Records follow. Copy every line with "Chance".

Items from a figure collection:

=======

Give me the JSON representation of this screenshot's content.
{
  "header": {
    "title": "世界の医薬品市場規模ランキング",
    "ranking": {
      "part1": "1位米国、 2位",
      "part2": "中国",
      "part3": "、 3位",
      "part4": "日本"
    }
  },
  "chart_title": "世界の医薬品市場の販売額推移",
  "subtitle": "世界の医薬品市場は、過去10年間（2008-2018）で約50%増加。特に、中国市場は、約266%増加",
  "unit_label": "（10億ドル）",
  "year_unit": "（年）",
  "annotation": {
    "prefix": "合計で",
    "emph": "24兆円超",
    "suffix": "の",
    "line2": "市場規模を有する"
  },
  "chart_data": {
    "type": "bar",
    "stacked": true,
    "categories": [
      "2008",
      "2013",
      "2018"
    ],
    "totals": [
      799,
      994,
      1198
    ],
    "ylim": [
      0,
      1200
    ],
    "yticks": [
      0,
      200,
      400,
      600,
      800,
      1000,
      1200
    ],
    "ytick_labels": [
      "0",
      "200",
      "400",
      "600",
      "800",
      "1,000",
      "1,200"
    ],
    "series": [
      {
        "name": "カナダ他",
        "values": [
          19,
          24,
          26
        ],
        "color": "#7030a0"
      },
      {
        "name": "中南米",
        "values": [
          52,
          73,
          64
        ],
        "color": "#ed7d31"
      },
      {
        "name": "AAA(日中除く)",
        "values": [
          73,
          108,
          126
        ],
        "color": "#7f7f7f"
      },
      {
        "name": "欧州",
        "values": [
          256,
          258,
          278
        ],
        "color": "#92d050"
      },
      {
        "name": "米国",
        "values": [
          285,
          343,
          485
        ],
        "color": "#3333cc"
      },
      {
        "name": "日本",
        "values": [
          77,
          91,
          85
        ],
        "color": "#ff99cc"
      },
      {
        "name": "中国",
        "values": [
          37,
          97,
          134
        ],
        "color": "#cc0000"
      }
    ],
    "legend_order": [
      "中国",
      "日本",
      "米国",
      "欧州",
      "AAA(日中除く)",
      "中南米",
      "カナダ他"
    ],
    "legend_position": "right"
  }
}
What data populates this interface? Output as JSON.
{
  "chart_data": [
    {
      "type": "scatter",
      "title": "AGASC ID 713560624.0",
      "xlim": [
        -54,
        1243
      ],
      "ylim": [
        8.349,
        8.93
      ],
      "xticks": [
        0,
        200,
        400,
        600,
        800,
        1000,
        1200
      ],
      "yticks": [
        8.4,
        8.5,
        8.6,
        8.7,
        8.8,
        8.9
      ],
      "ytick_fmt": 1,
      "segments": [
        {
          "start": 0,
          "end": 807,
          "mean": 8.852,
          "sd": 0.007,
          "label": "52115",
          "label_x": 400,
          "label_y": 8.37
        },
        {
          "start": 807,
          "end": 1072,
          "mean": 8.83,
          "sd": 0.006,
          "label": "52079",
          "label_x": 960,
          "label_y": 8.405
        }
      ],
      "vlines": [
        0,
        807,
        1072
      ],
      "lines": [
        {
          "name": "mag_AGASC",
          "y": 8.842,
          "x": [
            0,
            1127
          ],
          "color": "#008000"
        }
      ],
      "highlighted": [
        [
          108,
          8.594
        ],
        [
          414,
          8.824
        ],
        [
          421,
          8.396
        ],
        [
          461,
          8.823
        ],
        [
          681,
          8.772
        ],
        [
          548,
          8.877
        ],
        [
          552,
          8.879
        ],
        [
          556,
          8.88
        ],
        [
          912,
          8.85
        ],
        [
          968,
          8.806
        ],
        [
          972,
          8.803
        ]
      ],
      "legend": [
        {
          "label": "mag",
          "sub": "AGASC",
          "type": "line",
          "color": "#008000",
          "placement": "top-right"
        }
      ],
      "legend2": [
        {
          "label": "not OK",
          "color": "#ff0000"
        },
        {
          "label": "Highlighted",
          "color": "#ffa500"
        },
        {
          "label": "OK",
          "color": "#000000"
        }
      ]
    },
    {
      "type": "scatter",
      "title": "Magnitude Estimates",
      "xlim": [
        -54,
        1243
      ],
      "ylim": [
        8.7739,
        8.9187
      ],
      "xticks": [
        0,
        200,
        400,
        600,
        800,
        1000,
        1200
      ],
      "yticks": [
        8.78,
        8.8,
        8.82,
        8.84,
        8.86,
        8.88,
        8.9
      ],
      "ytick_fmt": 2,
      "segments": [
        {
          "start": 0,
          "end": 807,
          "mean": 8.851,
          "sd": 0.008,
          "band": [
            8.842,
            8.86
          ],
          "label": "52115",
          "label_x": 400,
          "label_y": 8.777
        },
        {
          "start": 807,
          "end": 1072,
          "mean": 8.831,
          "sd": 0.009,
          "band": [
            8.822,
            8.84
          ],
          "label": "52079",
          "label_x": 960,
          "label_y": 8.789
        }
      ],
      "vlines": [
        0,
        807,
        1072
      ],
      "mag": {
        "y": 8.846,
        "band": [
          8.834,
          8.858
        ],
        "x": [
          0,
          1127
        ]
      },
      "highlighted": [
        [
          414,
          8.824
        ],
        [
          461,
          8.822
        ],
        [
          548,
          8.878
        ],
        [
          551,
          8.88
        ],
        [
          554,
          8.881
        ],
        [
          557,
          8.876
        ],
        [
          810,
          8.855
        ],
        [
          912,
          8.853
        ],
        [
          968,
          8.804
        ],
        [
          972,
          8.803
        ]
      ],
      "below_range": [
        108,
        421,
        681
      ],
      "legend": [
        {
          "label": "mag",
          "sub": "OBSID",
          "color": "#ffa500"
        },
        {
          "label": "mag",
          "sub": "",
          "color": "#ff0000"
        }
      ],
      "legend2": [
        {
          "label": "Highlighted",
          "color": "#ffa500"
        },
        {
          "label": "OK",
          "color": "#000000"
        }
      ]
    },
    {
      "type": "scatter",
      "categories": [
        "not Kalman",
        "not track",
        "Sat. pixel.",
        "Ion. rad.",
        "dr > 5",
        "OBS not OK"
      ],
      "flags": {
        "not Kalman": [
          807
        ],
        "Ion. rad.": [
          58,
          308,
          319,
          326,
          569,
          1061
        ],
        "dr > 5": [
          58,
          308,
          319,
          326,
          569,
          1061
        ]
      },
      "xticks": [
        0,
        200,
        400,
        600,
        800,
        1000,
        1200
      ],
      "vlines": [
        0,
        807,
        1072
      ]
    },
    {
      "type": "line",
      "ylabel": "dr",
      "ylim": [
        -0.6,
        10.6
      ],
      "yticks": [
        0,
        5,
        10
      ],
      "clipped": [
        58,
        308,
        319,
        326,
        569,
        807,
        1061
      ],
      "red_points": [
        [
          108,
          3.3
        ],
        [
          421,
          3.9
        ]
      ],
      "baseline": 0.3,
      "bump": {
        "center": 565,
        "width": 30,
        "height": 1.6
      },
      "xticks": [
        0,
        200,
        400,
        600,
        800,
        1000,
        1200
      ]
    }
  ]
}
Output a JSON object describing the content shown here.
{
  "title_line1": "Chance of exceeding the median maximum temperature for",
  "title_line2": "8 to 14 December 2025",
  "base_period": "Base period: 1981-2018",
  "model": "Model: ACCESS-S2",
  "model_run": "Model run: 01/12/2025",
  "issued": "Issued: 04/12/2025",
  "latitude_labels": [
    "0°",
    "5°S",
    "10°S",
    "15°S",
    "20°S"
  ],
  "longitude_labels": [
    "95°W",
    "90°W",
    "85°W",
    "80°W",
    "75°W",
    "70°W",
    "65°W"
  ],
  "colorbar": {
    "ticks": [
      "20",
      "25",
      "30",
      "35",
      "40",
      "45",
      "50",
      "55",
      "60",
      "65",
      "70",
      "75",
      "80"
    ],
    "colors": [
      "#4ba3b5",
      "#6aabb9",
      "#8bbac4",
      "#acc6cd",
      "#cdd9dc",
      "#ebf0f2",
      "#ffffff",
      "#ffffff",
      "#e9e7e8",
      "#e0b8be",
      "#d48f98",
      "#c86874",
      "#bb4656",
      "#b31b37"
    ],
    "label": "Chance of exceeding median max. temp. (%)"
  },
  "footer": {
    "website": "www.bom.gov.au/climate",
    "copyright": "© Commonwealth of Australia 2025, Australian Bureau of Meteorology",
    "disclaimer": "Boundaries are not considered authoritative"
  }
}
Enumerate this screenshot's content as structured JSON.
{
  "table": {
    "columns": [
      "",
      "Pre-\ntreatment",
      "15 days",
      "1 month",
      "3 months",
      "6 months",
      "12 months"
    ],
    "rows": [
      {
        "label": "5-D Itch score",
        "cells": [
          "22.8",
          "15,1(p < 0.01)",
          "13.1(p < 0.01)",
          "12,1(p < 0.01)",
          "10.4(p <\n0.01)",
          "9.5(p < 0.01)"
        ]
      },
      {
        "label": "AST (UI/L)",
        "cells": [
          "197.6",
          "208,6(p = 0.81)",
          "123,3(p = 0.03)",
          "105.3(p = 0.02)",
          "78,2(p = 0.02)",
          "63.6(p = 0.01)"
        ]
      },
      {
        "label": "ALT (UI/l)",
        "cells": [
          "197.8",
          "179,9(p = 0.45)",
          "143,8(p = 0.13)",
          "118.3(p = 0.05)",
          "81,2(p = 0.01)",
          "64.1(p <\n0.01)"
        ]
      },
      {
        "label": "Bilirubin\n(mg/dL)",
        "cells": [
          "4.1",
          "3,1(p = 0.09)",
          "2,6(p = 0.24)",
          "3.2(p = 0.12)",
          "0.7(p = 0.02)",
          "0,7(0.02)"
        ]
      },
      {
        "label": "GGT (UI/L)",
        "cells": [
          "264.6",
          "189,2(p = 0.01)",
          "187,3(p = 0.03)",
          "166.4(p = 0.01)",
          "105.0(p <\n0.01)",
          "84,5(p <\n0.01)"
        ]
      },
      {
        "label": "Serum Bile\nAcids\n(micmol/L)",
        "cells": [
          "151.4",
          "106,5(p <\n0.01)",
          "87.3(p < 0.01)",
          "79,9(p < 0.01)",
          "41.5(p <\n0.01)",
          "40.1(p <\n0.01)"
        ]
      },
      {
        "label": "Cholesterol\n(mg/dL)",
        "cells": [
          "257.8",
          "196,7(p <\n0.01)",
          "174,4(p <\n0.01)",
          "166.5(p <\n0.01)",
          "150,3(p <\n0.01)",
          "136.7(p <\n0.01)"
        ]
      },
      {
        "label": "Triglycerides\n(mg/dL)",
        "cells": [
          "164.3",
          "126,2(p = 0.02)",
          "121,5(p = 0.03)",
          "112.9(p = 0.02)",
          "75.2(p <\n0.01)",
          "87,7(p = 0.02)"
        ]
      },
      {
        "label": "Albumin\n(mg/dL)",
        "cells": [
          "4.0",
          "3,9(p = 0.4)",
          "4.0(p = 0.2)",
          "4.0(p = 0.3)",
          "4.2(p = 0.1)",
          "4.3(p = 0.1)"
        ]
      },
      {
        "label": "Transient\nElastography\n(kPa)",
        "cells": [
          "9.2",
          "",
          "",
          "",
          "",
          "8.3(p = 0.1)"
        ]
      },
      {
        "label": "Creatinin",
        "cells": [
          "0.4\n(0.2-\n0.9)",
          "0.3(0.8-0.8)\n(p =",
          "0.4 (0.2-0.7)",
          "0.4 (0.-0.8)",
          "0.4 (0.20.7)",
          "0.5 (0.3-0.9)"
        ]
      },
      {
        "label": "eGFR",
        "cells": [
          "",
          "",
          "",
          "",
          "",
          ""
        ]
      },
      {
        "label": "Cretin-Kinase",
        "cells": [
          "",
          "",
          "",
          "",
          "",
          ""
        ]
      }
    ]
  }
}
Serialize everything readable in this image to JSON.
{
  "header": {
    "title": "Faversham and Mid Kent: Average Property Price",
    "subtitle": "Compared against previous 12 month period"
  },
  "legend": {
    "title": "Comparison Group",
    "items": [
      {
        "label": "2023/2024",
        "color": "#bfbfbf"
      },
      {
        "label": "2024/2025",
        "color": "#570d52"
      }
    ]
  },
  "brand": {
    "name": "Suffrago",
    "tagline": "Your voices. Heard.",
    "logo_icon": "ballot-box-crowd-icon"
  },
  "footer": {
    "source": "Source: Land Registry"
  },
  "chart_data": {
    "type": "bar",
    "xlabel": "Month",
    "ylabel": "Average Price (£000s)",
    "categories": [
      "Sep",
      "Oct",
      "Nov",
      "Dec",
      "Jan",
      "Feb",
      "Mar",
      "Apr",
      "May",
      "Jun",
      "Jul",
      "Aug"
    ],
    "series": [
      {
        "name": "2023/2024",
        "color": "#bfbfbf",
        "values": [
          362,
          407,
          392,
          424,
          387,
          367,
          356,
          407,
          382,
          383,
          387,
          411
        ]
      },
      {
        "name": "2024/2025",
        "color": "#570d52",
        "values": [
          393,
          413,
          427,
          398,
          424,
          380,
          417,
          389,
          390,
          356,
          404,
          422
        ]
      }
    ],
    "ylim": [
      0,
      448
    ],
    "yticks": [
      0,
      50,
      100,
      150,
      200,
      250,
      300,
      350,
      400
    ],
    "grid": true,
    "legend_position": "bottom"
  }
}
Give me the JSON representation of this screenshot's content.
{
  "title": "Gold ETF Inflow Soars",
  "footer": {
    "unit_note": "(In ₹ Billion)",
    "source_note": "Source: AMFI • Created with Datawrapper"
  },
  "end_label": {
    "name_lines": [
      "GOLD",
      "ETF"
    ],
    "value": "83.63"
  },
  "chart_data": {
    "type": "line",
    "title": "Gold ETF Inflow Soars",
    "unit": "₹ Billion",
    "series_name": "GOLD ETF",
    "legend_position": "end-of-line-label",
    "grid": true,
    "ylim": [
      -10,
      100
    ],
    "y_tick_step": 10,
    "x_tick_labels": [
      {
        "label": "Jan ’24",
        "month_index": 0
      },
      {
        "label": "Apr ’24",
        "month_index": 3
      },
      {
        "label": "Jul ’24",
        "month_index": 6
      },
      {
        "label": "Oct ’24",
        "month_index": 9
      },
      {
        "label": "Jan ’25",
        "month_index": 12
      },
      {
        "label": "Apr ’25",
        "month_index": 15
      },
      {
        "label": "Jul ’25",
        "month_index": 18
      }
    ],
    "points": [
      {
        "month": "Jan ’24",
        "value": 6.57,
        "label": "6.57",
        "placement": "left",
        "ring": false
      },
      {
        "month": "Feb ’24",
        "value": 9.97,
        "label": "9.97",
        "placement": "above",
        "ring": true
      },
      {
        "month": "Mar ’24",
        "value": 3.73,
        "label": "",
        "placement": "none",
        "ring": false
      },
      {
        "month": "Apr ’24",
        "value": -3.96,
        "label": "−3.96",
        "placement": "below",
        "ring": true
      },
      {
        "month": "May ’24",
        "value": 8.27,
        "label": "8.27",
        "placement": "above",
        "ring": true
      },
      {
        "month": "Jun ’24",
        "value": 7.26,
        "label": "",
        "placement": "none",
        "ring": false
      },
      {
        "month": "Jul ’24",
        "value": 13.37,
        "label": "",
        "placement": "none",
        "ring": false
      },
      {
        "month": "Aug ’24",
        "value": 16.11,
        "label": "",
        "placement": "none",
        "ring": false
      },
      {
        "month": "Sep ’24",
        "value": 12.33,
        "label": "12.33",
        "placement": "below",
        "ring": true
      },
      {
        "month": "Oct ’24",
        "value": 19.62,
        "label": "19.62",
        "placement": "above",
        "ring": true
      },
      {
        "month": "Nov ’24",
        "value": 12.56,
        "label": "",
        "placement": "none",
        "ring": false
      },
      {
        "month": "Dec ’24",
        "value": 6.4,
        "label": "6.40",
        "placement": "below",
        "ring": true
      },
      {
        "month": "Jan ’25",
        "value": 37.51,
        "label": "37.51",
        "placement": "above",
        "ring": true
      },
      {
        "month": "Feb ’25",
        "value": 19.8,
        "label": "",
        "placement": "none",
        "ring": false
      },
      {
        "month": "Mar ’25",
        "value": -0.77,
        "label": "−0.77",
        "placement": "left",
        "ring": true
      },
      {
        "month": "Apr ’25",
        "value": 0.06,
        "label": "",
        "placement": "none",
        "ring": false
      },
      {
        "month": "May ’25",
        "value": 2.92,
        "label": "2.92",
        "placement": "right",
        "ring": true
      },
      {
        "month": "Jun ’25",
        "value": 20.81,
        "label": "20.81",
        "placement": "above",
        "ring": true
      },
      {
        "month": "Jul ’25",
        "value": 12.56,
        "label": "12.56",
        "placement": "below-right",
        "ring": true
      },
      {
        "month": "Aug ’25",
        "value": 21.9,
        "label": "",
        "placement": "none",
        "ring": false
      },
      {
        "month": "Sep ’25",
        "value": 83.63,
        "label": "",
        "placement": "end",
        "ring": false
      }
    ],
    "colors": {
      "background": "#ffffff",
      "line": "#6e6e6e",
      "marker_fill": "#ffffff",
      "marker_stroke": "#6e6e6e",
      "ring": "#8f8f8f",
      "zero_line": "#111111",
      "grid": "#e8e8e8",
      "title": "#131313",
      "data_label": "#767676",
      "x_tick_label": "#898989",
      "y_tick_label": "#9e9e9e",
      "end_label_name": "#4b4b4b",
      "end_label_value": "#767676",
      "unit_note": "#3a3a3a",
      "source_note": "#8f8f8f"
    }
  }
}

=======

● **EXERCISE RESPONSE**
  "title_line1": "Chance of exceeding the median maximum temperature for",
    "label": "Chance of exceeding median max. temp. (%)"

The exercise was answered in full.